Vragen en opdrachten »
1. Waarmee wordt het vtlb volgens de tekst over schuldhulpverlening berekend?
2. Vervang "schuldenaar" door "aanvrager" in het deel van de tekst over schuldhulpverlening vanaf "Een eerdere ingangsdatum kan" tot en met "een fulltime baan.", en geef dat deel opnieuw.

Een eerdere ingangsdatum kan worden bepaald als vanaf die eerdere datum de verplichtingen die volgen uit het voorafgaande schuldhulpverleningstraject zijn nagekomen. Als uitgangspunt geldt daarbij dat de schuldenaar tijdens het minnelijke voortraject maximaal, op basis van de normen die gelden voor berekening van het vrij te laten bedrag (het vtlb), moet aflossen op zijn schulden en dat hij zich moet inspannen om zoveel mogelijk baten voor de schuldeisers te verwerven. Het vtlb wordt berekend met de vtlb-calculator die via het internet beschikbaar is. Om voor een eerdere ingangsdatum in aanmerking te komen, moet dus maandelijks sprake zijn van aflossingen die tenminste gelijk zijn aan het genoemde verschil tussen de netto inkomsten en het vtlb. Daarnaast moet er bij arbeidsgeschiktheid fulltime gewerkt worden of moet er aantoonbaar worden gesolliciteerd naar een fulltime baan.
2.11.

Ruwe gegevens »
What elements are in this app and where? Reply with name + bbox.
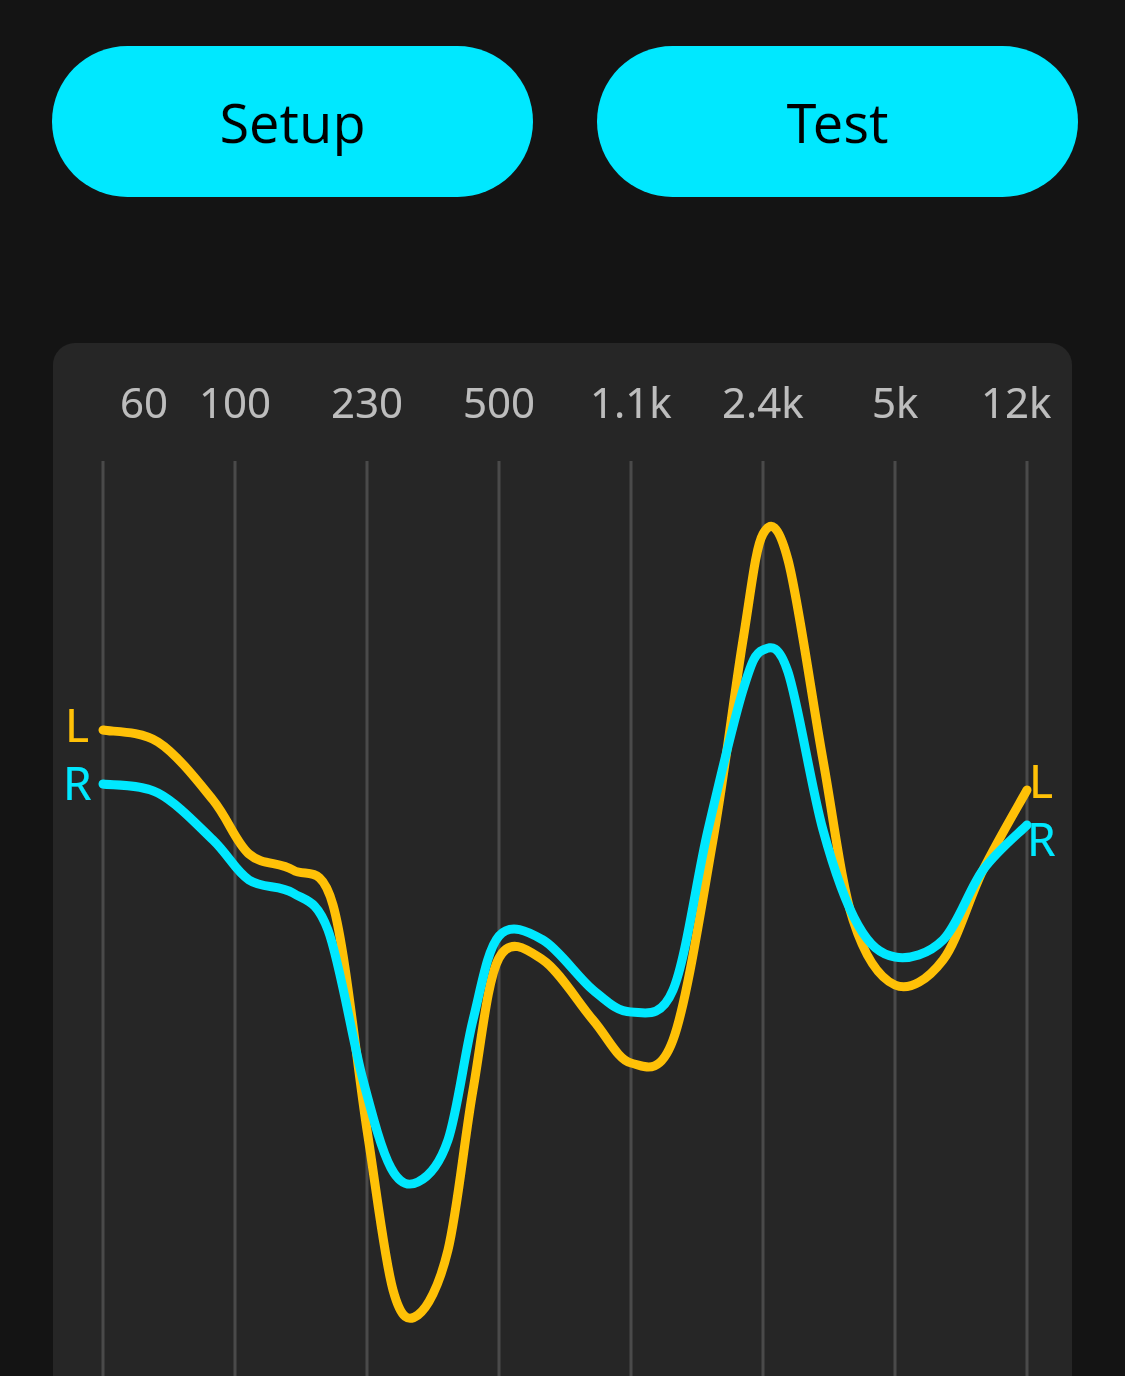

Schriftelijke antwoorden »
1. Met de vtlb-calculator die via het internet beschikbaar is.

2.
Een eerdere ingangsdatum kan worden bepaald als vanaf die eerdere datum de verplichtingen die volgen uit het voorafgaande schuldhulpverleningstraject zijn nagekomen. Als uitgangspunt geldt daarbij dat de aanvrager tijdens het minnelijke voortraject maximaal, op basis van de normen die gelden voor berekening van het vrij te laten bedrag (het vtlb), moet aflossen op zijn schulden en dat hij zich moet inspannen om zoveel mogelijk baten voor de schuldeisers te verwerven. Het vtlb wordt berekend met de vtlb-calculator die via het internet beschikbaar is. Om voor een eerdere ingangsdatum in aanmerking te komen, moet dus maandelijks sprake zijn van aflossingen die tenminste gelijk zijn aan het genoemde verschil tussen de netto inkomsten en het vtlb. Daarnaast moet er bij arbeidsgeschiktheid fulltime gewerkt worden of moet er aantoonbaar worden gesolliciteerd naar een fulltime baan.